> **Dataset records**
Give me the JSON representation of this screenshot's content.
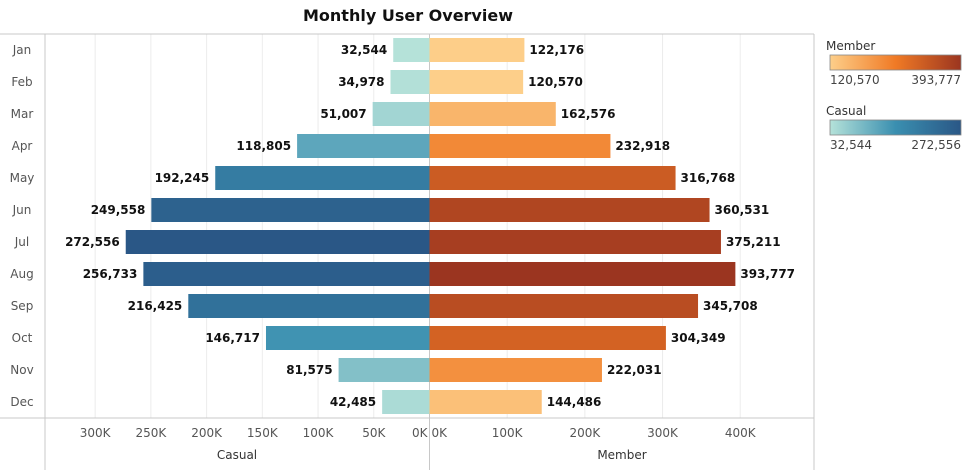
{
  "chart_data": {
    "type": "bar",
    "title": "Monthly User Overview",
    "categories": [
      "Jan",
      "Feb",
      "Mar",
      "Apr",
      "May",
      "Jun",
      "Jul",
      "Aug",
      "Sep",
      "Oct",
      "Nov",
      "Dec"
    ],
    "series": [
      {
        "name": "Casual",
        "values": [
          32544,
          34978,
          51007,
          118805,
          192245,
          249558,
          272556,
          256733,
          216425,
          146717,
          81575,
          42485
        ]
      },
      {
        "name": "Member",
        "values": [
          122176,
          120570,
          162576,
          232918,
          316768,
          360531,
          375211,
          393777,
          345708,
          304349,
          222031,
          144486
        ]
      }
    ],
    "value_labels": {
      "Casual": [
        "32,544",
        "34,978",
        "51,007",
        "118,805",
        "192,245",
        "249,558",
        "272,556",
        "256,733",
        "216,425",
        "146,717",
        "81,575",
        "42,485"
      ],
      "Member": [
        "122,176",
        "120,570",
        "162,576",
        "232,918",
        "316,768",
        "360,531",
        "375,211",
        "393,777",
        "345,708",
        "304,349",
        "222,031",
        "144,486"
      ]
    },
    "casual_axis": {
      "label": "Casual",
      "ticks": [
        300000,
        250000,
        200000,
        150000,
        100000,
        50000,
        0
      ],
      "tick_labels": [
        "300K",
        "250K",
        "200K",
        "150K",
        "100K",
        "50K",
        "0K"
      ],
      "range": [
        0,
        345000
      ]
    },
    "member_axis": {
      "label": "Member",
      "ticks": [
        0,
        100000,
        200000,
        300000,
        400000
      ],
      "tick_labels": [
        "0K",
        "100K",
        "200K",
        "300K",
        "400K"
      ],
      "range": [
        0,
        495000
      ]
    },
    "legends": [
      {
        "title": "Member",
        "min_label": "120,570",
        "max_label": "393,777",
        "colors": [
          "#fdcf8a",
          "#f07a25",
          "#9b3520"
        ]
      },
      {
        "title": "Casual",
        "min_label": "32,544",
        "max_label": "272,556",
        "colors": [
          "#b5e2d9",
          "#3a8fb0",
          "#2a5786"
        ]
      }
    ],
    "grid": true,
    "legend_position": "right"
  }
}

> **Directions for this task**
Pictures are excluded; repeat every record exactly.

> **Exercise response**
Give me the JSON representation of this screenshot's content.
{
  "chart_data": {
    "type": "bar",
    "title": "Monthly User Overview",
    "categories": [
      "Jan",
      "Feb",
      "Mar",
      "Apr",
      "May",
      "Jun",
      "Jul",
      "Aug",
      "Sep",
      "Oct",
      "Nov",
      "Dec"
    ],
    "series": [
      {
        "name": "Casual",
        "values": [
          32544,
          34978,
          51007,
          118805,
          192245,
          249558,
          272556,
          256733,
          216425,
          146717,
          81575,
          42485
        ]
      },
      {
        "name": "Member",
        "values": [
          122176,
          120570,
          162576,
          232918,
          316768,
          360531,
          375211,
          393777,
          345708,
          304349,
          222031,
          144486
        ]
      }
    ],
    "value_labels": {
      "Casual": [
        "32,544",
        "34,978",
        "51,007",
        "118,805",
        "192,245",
        "249,558",
        "272,556",
        "256,733",
        "216,425",
        "146,717",
        "81,575",
        "42,485"
      ],
      "Member": [
        "122,176",
        "120,570",
        "162,576",
        "232,918",
        "316,768",
        "360,531",
        "375,211",
        "393,777",
        "345,708",
        "304,349",
        "222,031",
        "144,486"
      ]
    },
    "casual_axis": {
      "label": "Casual",
      "ticks": [
        300000,
        250000,
        200000,
        150000,
        100000,
        50000,
        0
      ],
      "tick_labels": [
        "300K",
        "250K",
        "200K",
        "150K",
        "100K",
        "50K",
        "0K"
      ],
      "range": [
        0,
        345000
      ]
    },
    "member_axis": {
      "label": "Member",
      "ticks": [
        0,
        100000,
        200000,
        300000,
        400000
      ],
      "tick_labels": [
        "0K",
        "100K",
        "200K",
        "300K",
        "400K"
      ],
      "range": [
        0,
        495000
      ]
    },
    "legends": [
      {
        "title": "Member",
        "min_label": "120,570",
        "max_label": "393,777",
        "colors": [
          "#fdcf8a",
          "#f07a25",
          "#9b3520"
        ]
      },
      {
        "title": "Casual",
        "min_label": "32,544",
        "max_label": "272,556",
        "colors": [
          "#b5e2d9",
          "#3a8fb0",
          "#2a5786"
        ]
      }
    ],
    "grid": true,
    "legend_position": "right"
  }
}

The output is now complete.